------ Entries provided

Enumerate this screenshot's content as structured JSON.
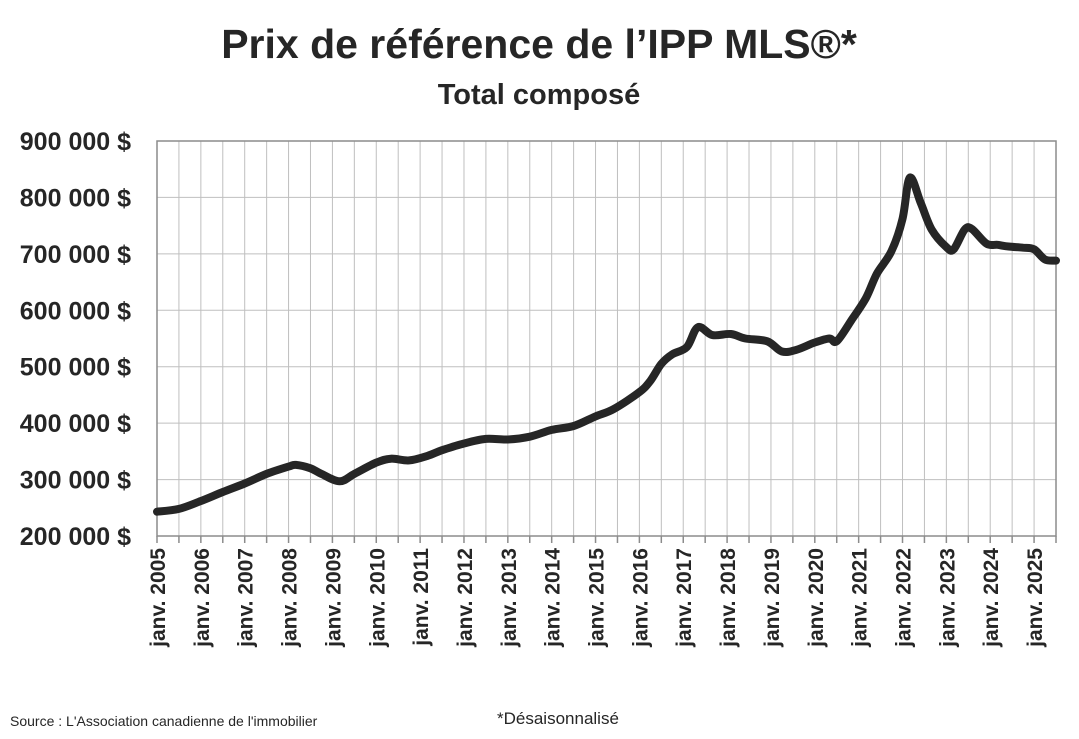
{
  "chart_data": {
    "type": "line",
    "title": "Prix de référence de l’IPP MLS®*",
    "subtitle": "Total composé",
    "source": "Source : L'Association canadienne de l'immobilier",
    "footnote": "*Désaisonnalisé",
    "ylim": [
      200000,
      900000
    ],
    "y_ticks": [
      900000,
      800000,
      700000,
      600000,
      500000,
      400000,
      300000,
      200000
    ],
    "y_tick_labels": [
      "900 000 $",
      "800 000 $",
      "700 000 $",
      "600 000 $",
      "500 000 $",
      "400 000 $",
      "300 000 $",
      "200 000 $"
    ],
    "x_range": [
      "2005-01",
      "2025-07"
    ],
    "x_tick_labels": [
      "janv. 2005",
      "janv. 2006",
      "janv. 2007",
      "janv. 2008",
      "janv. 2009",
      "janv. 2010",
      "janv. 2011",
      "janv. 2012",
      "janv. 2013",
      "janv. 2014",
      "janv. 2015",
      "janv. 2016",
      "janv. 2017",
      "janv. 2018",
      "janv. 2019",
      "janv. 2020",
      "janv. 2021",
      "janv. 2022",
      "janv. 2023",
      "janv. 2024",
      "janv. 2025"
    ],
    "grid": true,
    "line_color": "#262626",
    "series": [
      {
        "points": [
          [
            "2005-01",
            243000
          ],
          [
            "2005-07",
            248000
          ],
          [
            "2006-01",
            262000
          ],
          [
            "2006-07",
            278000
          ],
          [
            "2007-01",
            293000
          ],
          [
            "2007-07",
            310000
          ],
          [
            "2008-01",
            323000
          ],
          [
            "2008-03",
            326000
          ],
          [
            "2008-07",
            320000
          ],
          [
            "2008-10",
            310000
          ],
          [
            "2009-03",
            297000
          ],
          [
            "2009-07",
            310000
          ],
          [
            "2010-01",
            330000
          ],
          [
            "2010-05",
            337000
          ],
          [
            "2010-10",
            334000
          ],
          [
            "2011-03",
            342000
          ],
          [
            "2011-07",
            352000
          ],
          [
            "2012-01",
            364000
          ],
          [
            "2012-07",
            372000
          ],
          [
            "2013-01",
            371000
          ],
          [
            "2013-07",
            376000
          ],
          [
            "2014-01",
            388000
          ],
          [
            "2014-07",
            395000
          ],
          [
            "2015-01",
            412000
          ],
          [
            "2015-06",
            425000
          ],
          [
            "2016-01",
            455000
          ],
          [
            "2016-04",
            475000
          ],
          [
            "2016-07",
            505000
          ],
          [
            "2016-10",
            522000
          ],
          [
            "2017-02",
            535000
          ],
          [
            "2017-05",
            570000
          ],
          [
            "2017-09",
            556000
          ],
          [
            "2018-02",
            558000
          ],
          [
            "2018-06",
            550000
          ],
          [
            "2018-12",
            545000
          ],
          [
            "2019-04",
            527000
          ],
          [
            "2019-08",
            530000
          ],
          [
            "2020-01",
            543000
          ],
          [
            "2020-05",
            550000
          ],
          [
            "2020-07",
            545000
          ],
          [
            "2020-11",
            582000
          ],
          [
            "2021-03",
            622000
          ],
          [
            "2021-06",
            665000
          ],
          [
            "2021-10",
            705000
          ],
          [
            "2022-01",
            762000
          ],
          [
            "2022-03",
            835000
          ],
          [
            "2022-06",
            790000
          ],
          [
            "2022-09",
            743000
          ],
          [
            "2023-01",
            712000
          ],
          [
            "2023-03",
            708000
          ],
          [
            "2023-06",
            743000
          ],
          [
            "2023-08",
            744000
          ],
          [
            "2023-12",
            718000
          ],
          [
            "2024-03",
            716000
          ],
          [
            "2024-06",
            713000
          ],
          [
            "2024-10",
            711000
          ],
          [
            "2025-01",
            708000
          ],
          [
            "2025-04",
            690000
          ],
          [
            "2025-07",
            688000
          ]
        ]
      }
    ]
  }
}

------------

Problem — All the records need to be repeated exactly, with the images dropped.

Output of the exercise —
Enumerate this screenshot's content as structured JSON.
{
  "chart_data": {
    "type": "line",
    "title": "Prix de référence de l’IPP MLS®*",
    "subtitle": "Total composé",
    "source": "Source : L'Association canadienne de l'immobilier",
    "footnote": "*Désaisonnalisé",
    "ylim": [
      200000,
      900000
    ],
    "y_ticks": [
      900000,
      800000,
      700000,
      600000,
      500000,
      400000,
      300000,
      200000
    ],
    "y_tick_labels": [
      "900 000 $",
      "800 000 $",
      "700 000 $",
      "600 000 $",
      "500 000 $",
      "400 000 $",
      "300 000 $",
      "200 000 $"
    ],
    "x_range": [
      "2005-01",
      "2025-07"
    ],
    "x_tick_labels": [
      "janv. 2005",
      "janv. 2006",
      "janv. 2007",
      "janv. 2008",
      "janv. 2009",
      "janv. 2010",
      "janv. 2011",
      "janv. 2012",
      "janv. 2013",
      "janv. 2014",
      "janv. 2015",
      "janv. 2016",
      "janv. 2017",
      "janv. 2018",
      "janv. 2019",
      "janv. 2020",
      "janv. 2021",
      "janv. 2022",
      "janv. 2023",
      "janv. 2024",
      "janv. 2025"
    ],
    "grid": true,
    "line_color": "#262626",
    "series": [
      {
        "points": [
          [
            "2005-01",
            243000
          ],
          [
            "2005-07",
            248000
          ],
          [
            "2006-01",
            262000
          ],
          [
            "2006-07",
            278000
          ],
          [
            "2007-01",
            293000
          ],
          [
            "2007-07",
            310000
          ],
          [
            "2008-01",
            323000
          ],
          [
            "2008-03",
            326000
          ],
          [
            "2008-07",
            320000
          ],
          [
            "2008-10",
            310000
          ],
          [
            "2009-03",
            297000
          ],
          [
            "2009-07",
            310000
          ],
          [
            "2010-01",
            330000
          ],
          [
            "2010-05",
            337000
          ],
          [
            "2010-10",
            334000
          ],
          [
            "2011-03",
            342000
          ],
          [
            "2011-07",
            352000
          ],
          [
            "2012-01",
            364000
          ],
          [
            "2012-07",
            372000
          ],
          [
            "2013-01",
            371000
          ],
          [
            "2013-07",
            376000
          ],
          [
            "2014-01",
            388000
          ],
          [
            "2014-07",
            395000
          ],
          [
            "2015-01",
            412000
          ],
          [
            "2015-06",
            425000
          ],
          [
            "2016-01",
            455000
          ],
          [
            "2016-04",
            475000
          ],
          [
            "2016-07",
            505000
          ],
          [
            "2016-10",
            522000
          ],
          [
            "2017-02",
            535000
          ],
          [
            "2017-05",
            570000
          ],
          [
            "2017-09",
            556000
          ],
          [
            "2018-02",
            558000
          ],
          [
            "2018-06",
            550000
          ],
          [
            "2018-12",
            545000
          ],
          [
            "2019-04",
            527000
          ],
          [
            "2019-08",
            530000
          ],
          [
            "2020-01",
            543000
          ],
          [
            "2020-05",
            550000
          ],
          [
            "2020-07",
            545000
          ],
          [
            "2020-11",
            582000
          ],
          [
            "2021-03",
            622000
          ],
          [
            "2021-06",
            665000
          ],
          [
            "2021-10",
            705000
          ],
          [
            "2022-01",
            762000
          ],
          [
            "2022-03",
            835000
          ],
          [
            "2022-06",
            790000
          ],
          [
            "2022-09",
            743000
          ],
          [
            "2023-01",
            712000
          ],
          [
            "2023-03",
            708000
          ],
          [
            "2023-06",
            743000
          ],
          [
            "2023-08",
            744000
          ],
          [
            "2023-12",
            718000
          ],
          [
            "2024-03",
            716000
          ],
          [
            "2024-06",
            713000
          ],
          [
            "2024-10",
            711000
          ],
          [
            "2025-01",
            708000
          ],
          [
            "2025-04",
            690000
          ],
          [
            "2025-07",
            688000
          ]
        ]
      }
    ]
  }
}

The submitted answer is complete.